What needs to be done => Find every line in the records below that holds the word "software", and copy each one.

###

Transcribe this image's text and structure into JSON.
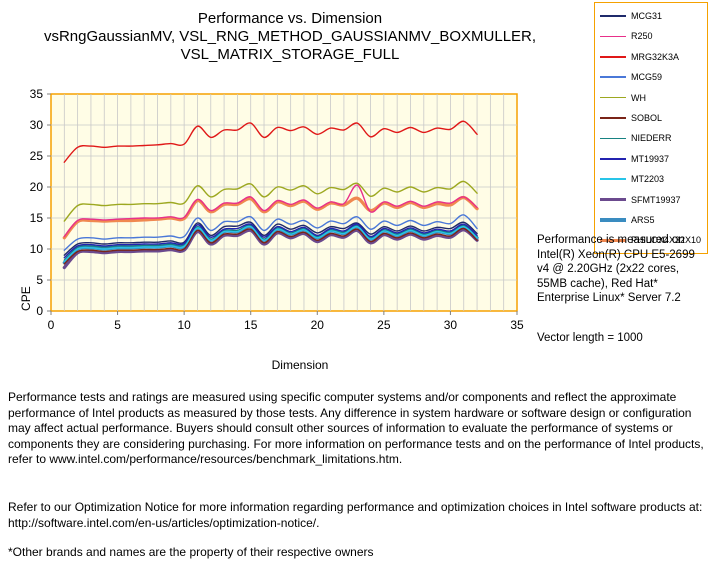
{
  "chart_data": {
    "type": "line",
    "title": [
      "Performance vs. Dimension",
      "vsRngGaussianMV,  VSL_RNG_METHOD_GAUSSIANMV_BOXMULLER,",
      "VSL_MATRIX_STORAGE_FULL"
    ],
    "xlabel": "Dimension",
    "ylabel": "CPE",
    "xlim": [
      0,
      35
    ],
    "ylim": [
      0,
      35
    ],
    "xticks": [
      0,
      5,
      10,
      15,
      20,
      25,
      30,
      35
    ],
    "yticks": [
      0,
      5,
      10,
      15,
      20,
      25,
      30,
      35
    ],
    "grid": true,
    "legend_position": "top-right",
    "x": [
      1,
      2,
      3,
      4,
      5,
      6,
      7,
      8,
      9,
      10,
      11,
      12,
      13,
      14,
      15,
      16,
      17,
      18,
      19,
      20,
      21,
      22,
      23,
      24,
      25,
      26,
      27,
      28,
      29,
      30,
      31,
      32
    ],
    "series": [
      {
        "name": "MCG31",
        "color": "#1f2a6b",
        "width": 1.4,
        "values": [
          9.0,
          10.8,
          11.0,
          10.8,
          11.0,
          11.0,
          11.1,
          11.1,
          11.3,
          11.1,
          14.2,
          12.2,
          13.6,
          13.7,
          14.3,
          12.2,
          14.0,
          13.2,
          13.8,
          12.6,
          13.6,
          13.3,
          14.2,
          12.4,
          13.6,
          12.9,
          13.7,
          12.9,
          13.5,
          13.3,
          14.3,
          12.5
        ]
      },
      {
        "name": "R250",
        "color": "#e8308a",
        "width": 1.4,
        "values": [
          12.0,
          14.6,
          14.8,
          14.7,
          14.8,
          14.9,
          15.0,
          15.0,
          15.2,
          15.1,
          18.0,
          16.2,
          17.4,
          17.4,
          18.4,
          16.2,
          17.8,
          17.2,
          17.9,
          16.6,
          17.6,
          17.3,
          20.3,
          16.0,
          17.6,
          16.9,
          17.7,
          16.9,
          17.6,
          17.4,
          18.4,
          16.7
        ]
      },
      {
        "name": "MRG32K3A",
        "color": "#e01818",
        "width": 1.4,
        "values": [
          24.0,
          26.4,
          26.6,
          26.4,
          26.6,
          26.6,
          26.7,
          26.8,
          27.0,
          26.9,
          29.8,
          28.0,
          29.2,
          29.2,
          30.3,
          28.0,
          29.6,
          29.1,
          29.7,
          28.5,
          29.5,
          29.2,
          30.3,
          28.1,
          29.4,
          28.8,
          29.6,
          28.8,
          29.5,
          29.3,
          30.6,
          28.5
        ]
      },
      {
        "name": "MCG59",
        "color": "#4a78d8",
        "width": 1.4,
        "values": [
          9.8,
          11.6,
          11.8,
          11.6,
          11.8,
          11.8,
          11.9,
          11.9,
          12.1,
          12.0,
          15.0,
          13.0,
          14.4,
          14.4,
          15.2,
          13.0,
          14.8,
          14.0,
          14.6,
          13.4,
          14.5,
          14.1,
          15.2,
          13.2,
          14.5,
          13.8,
          14.6,
          13.8,
          14.4,
          14.1,
          15.5,
          13.3
        ]
      },
      {
        "name": "WH",
        "color": "#9da820",
        "width": 1.4,
        "values": [
          14.5,
          17.0,
          17.2,
          17.0,
          17.2,
          17.2,
          17.3,
          17.3,
          17.5,
          17.4,
          20.2,
          18.4,
          19.6,
          19.7,
          20.5,
          18.4,
          20.0,
          19.5,
          20.2,
          18.9,
          19.9,
          19.6,
          20.6,
          18.5,
          19.8,
          19.2,
          20.0,
          19.2,
          19.9,
          19.7,
          20.9,
          19.0
        ]
      },
      {
        "name": "SOBOL",
        "color": "#7a2418",
        "width": 1.4,
        "values": [
          7.6,
          9.6,
          9.8,
          9.6,
          9.8,
          9.8,
          9.9,
          9.9,
          10.1,
          10.0,
          13.0,
          11.0,
          12.4,
          12.4,
          13.2,
          11.0,
          12.8,
          12.0,
          12.7,
          11.4,
          12.5,
          12.1,
          13.2,
          11.2,
          12.5,
          11.8,
          12.6,
          11.8,
          12.4,
          12.1,
          13.3,
          11.4
        ]
      },
      {
        "name": "NIEDERR",
        "color": "#178282",
        "width": 1.4,
        "values": [
          8.2,
          10.3,
          10.5,
          10.3,
          10.5,
          10.5,
          10.6,
          10.6,
          10.8,
          10.7,
          13.6,
          11.6,
          13.0,
          13.0,
          13.8,
          11.6,
          13.4,
          12.6,
          13.3,
          12.0,
          13.1,
          12.7,
          13.8,
          11.8,
          13.1,
          12.4,
          13.2,
          12.4,
          13.0,
          12.7,
          13.8,
          12.0
        ]
      },
      {
        "name": "MT19937",
        "color": "#2323b0",
        "width": 1.4,
        "values": [
          8.6,
          10.5,
          10.7,
          10.5,
          10.7,
          10.7,
          10.8,
          10.8,
          11.0,
          10.9,
          13.9,
          11.9,
          13.2,
          13.3,
          14.0,
          11.9,
          13.6,
          12.8,
          13.5,
          12.2,
          13.3,
          12.9,
          14.0,
          12.0,
          13.3,
          12.6,
          13.4,
          12.6,
          13.2,
          12.9,
          14.0,
          12.2
        ]
      },
      {
        "name": "MT2203",
        "color": "#28c4e8",
        "width": 1.4,
        "values": [
          8.0,
          10.0,
          10.2,
          10.0,
          10.2,
          10.2,
          10.3,
          10.3,
          10.5,
          10.4,
          13.4,
          11.4,
          12.8,
          12.8,
          13.6,
          11.4,
          13.2,
          12.4,
          13.1,
          11.8,
          12.9,
          12.5,
          13.6,
          11.6,
          12.9,
          12.2,
          13.0,
          12.2,
          12.8,
          12.5,
          13.6,
          11.8
        ]
      },
      {
        "name": "SFMT19937",
        "color": "#6b4a8e",
        "width": 3.2,
        "values": [
          7.0,
          9.4,
          9.6,
          9.4,
          9.6,
          9.6,
          9.7,
          9.7,
          9.9,
          9.8,
          12.8,
          10.8,
          12.2,
          12.2,
          13.0,
          10.8,
          12.6,
          11.8,
          12.5,
          11.2,
          12.3,
          11.9,
          13.0,
          11.0,
          12.3,
          11.6,
          12.4,
          11.6,
          12.2,
          11.9,
          13.1,
          11.4
        ]
      },
      {
        "name": "ARS5",
        "color": "#3a8cc0",
        "width": 3.2,
        "values": [
          7.8,
          10.0,
          10.2,
          10.0,
          10.2,
          10.2,
          10.3,
          10.3,
          10.5,
          10.4,
          13.4,
          11.4,
          12.8,
          12.8,
          13.6,
          11.4,
          13.2,
          12.4,
          13.1,
          11.8,
          12.9,
          12.5,
          13.6,
          11.6,
          12.9,
          12.2,
          13.0,
          12.2,
          12.8,
          12.5,
          13.6,
          11.8
        ]
      },
      {
        "name": "PHILOX4X32X10",
        "color": "#f08850",
        "width": 3.2,
        "values": [
          11.8,
          14.4,
          14.6,
          14.5,
          14.6,
          14.6,
          14.7,
          14.8,
          15.0,
          14.9,
          17.8,
          16.0,
          17.2,
          17.2,
          18.1,
          16.0,
          17.6,
          17.0,
          17.7,
          16.4,
          17.4,
          17.1,
          18.2,
          16.2,
          17.4,
          16.7,
          17.5,
          16.7,
          17.3,
          17.1,
          18.3,
          16.5
        ]
      }
    ]
  },
  "notes": {
    "system": "Performance is measured on Intel(R) Xeon(R) CPU E5-2699 v4 @ 2.20GHz (2x22 cores, 55MB cache), Red Hat* Enterprise Linux* Server 7.2",
    "vector_length": "Vector length = 1000"
  },
  "disclaimer": {
    "p1": "Performance tests and ratings are measured using specific computer systems and/or components and reflect the approximate performance of Intel products as measured by those tests. Any difference in system hardware or software design or configuration may affect actual performance. Buyers should consult other sources of information to evaluate the performance of systems or components they are considering purchasing. For more information on performance tests and on the performance of Intel products, refer to www.intel.com/performance/resources/benchmark_limitations.htm.",
    "p2": "Refer to our Optimization Notice for more information regarding performance and optimization choices in Intel software products at: http://software.intel.com/en-us/articles/optimization-notice/.",
    "p3": "*Other brands and names are the property of their respective owners"
  },
  "colors": {
    "plot_bg": "#fffde6",
    "plot_border": "#f5a100",
    "grid": "#c8c8c8"
  }
}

###

Answer for this exercise =>
    "p1": "Performance tests and ratings are measured using specific computer systems and/or components and reflect the approximate performance of Intel products as measured by those tests. Any difference in system hardware or software design or configuration may affect actual performance. Buyers should consult other sources of information to evaluate the performance of systems or components they are considering purchasing. For more information on performance tests and on the performance of Intel products, refer to www.intel.com/performance/resources/benchmark_limitations.htm.",
    "p2": "Refer to our Optimization Notice for more information regarding performance and optimization choices in Intel software products at: http://software.intel.com/en-us/articles/optimization-notice/.",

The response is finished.